Records from a data source:
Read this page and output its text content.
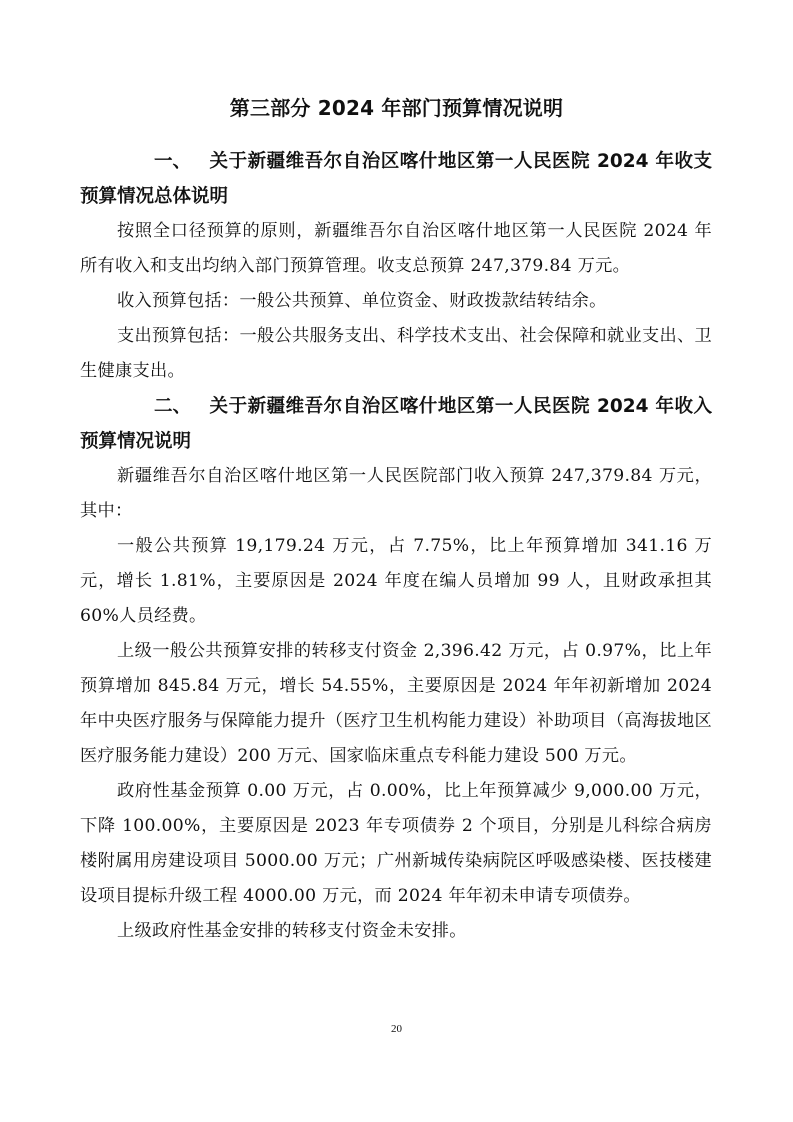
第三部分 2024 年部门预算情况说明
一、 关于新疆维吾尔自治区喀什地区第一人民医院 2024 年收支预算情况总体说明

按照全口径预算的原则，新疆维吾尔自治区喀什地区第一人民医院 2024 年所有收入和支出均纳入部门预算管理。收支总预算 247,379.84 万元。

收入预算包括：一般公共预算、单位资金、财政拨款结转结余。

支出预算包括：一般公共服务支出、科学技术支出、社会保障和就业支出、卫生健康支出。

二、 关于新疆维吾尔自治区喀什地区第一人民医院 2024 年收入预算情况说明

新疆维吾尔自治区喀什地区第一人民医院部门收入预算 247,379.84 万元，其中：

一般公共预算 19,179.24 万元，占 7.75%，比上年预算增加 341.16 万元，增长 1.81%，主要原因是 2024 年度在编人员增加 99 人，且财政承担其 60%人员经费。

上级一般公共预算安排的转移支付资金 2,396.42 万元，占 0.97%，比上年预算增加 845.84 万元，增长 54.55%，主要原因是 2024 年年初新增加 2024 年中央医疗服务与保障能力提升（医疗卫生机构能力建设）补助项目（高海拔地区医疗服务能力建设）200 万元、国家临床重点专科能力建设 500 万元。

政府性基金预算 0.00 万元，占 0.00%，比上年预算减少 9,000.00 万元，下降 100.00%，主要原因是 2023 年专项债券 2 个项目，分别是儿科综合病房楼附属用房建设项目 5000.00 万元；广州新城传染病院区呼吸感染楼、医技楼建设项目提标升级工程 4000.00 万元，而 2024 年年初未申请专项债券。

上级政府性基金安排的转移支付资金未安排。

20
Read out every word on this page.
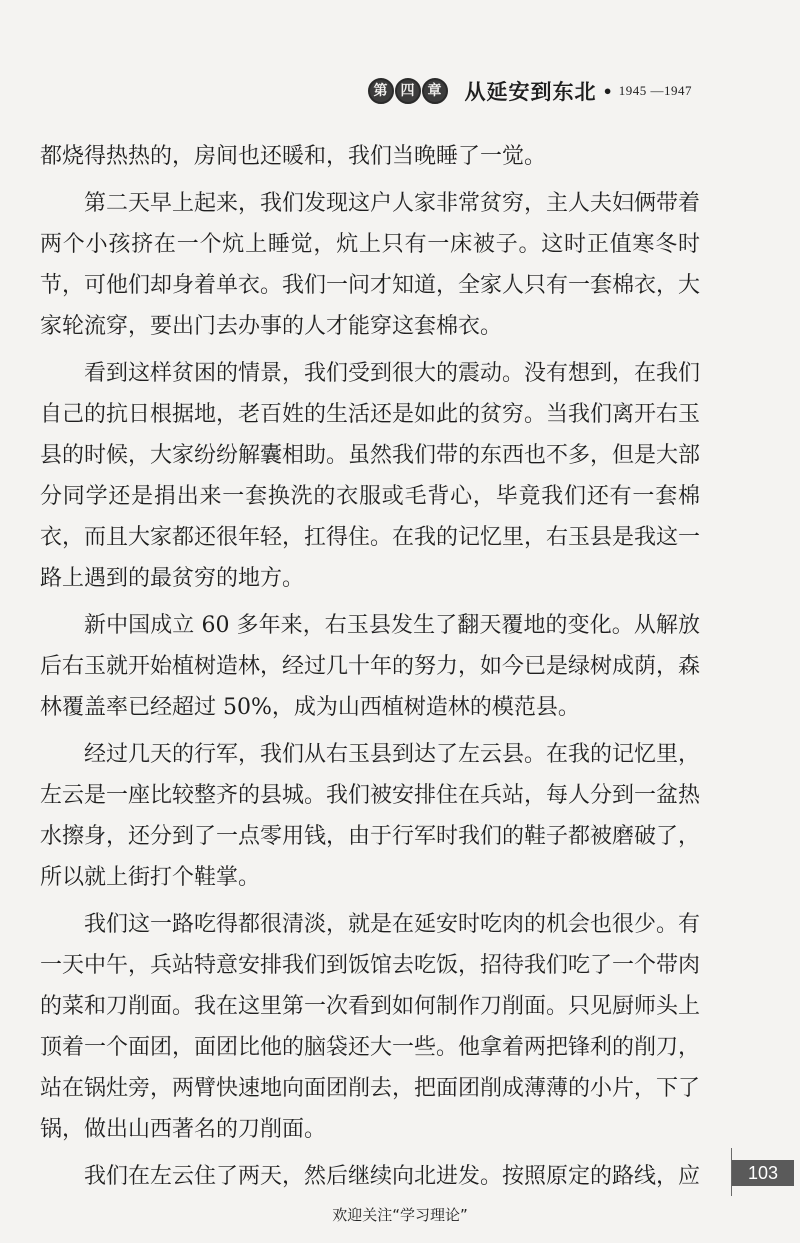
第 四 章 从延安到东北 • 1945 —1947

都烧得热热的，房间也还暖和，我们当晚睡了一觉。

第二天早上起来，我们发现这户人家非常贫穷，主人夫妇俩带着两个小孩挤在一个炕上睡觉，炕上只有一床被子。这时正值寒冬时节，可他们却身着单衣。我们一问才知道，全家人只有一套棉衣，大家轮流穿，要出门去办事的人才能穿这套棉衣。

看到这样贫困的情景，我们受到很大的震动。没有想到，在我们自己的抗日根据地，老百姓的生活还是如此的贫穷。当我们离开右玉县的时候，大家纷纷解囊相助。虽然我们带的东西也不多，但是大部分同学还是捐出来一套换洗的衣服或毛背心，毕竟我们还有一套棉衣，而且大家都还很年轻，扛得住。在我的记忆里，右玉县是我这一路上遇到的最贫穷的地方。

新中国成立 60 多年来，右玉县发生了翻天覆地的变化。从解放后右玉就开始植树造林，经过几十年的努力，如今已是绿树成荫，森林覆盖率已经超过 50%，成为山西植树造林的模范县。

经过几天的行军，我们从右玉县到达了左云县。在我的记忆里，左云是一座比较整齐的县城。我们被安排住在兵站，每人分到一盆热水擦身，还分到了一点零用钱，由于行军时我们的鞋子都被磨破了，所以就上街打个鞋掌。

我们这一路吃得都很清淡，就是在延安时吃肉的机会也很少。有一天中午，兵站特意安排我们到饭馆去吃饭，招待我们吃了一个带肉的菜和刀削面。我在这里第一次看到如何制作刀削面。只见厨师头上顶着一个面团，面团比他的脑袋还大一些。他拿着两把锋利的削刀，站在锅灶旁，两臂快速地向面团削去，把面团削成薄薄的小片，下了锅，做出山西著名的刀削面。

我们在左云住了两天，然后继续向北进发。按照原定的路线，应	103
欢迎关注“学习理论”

WRITTEN EXERCISE: Leaving out the pictures, repeat the data above exactly.

RIGHT ANSWER:
Read this page and output its text content.
第三部分 2024 年部门预算情况说明
一、 关于新疆维吾尔自治区喀什地区第一人民医院 2024 年收支预算情况总体说明

按照全口径预算的原则，新疆维吾尔自治区喀什地区第一人民医院 2024 年所有收入和支出均纳入部门预算管理。收支总预算 247,379.84 万元。

收入预算包括：一般公共预算、单位资金、财政拨款结转结余。

支出预算包括：一般公共服务支出、科学技术支出、社会保障和就业支出、卫生健康支出。

二、 关于新疆维吾尔自治区喀什地区第一人民医院 2024 年收入预算情况说明

新疆维吾尔自治区喀什地区第一人民医院部门收入预算 247,379.84 万元，其中：

一般公共预算 19,179.24 万元，占 7.75%，比上年预算增加 341.16 万元，增长 1.81%，主要原因是 2024 年度在编人员增加 99 人，且财政承担其 60%人员经费。

上级一般公共预算安排的转移支付资金 2,396.42 万元，占 0.97%，比上年预算增加 845.84 万元，增长 54.55%，主要原因是 2024 年年初新增加 2024 年中央医疗服务与保障能力提升（医疗卫生机构能力建设）补助项目（高海拔地区医疗服务能力建设）200 万元、国家临床重点专科能力建设 500 万元。

政府性基金预算 0.00 万元，占 0.00%，比上年预算减少 9,000.00 万元，下降 100.00%，主要原因是 2023 年专项债券 2 个项目，分别是儿科综合病房楼附属用房建设项目 5000.00 万元；广州新城传染病院区呼吸感染楼、医技楼建设项目提标升级工程 4000.00 万元，而 2024 年年初未申请专项债券。

上级政府性基金安排的转移支付资金未安排。

20
Read out every word on this page.
第 四 章 从延安到东北 • 1945 —1947

都烧得热热的，房间也还暖和，我们当晚睡了一觉。

第二天早上起来，我们发现这户人家非常贫穷，主人夫妇俩带着两个小孩挤在一个炕上睡觉，炕上只有一床被子。这时正值寒冬时节，可他们却身着单衣。我们一问才知道，全家人只有一套棉衣，大家轮流穿，要出门去办事的人才能穿这套棉衣。

看到这样贫困的情景，我们受到很大的震动。没有想到，在我们自己的抗日根据地，老百姓的生活还是如此的贫穷。当我们离开右玉县的时候，大家纷纷解囊相助。虽然我们带的东西也不多，但是大部分同学还是捐出来一套换洗的衣服或毛背心，毕竟我们还有一套棉衣，而且大家都还很年轻，扛得住。在我的记忆里，右玉县是我这一路上遇到的最贫穷的地方。

新中国成立 60 多年来，右玉县发生了翻天覆地的变化。从解放后右玉就开始植树造林，经过几十年的努力，如今已是绿树成荫，森林覆盖率已经超过 50%，成为山西植树造林的模范县。

经过几天的行军，我们从右玉县到达了左云县。在我的记忆里，左云是一座比较整齐的县城。我们被安排住在兵站，每人分到一盆热水擦身，还分到了一点零用钱，由于行军时我们的鞋子都被磨破了，所以就上街打个鞋掌。

我们这一路吃得都很清淡，就是在延安时吃肉的机会也很少。有一天中午，兵站特意安排我们到饭馆去吃饭，招待我们吃了一个带肉的菜和刀削面。我在这里第一次看到如何制作刀削面。只见厨师头上顶着一个面团，面团比他的脑袋还大一些。他拿着两把锋利的削刀，站在锅灶旁，两臂快速地向面团削去，把面团削成薄薄的小片，下了锅，做出山西著名的刀削面。

我们在左云住了两天，然后继续向北进发。按照原定的路线，应	103
欢迎关注“学习理论”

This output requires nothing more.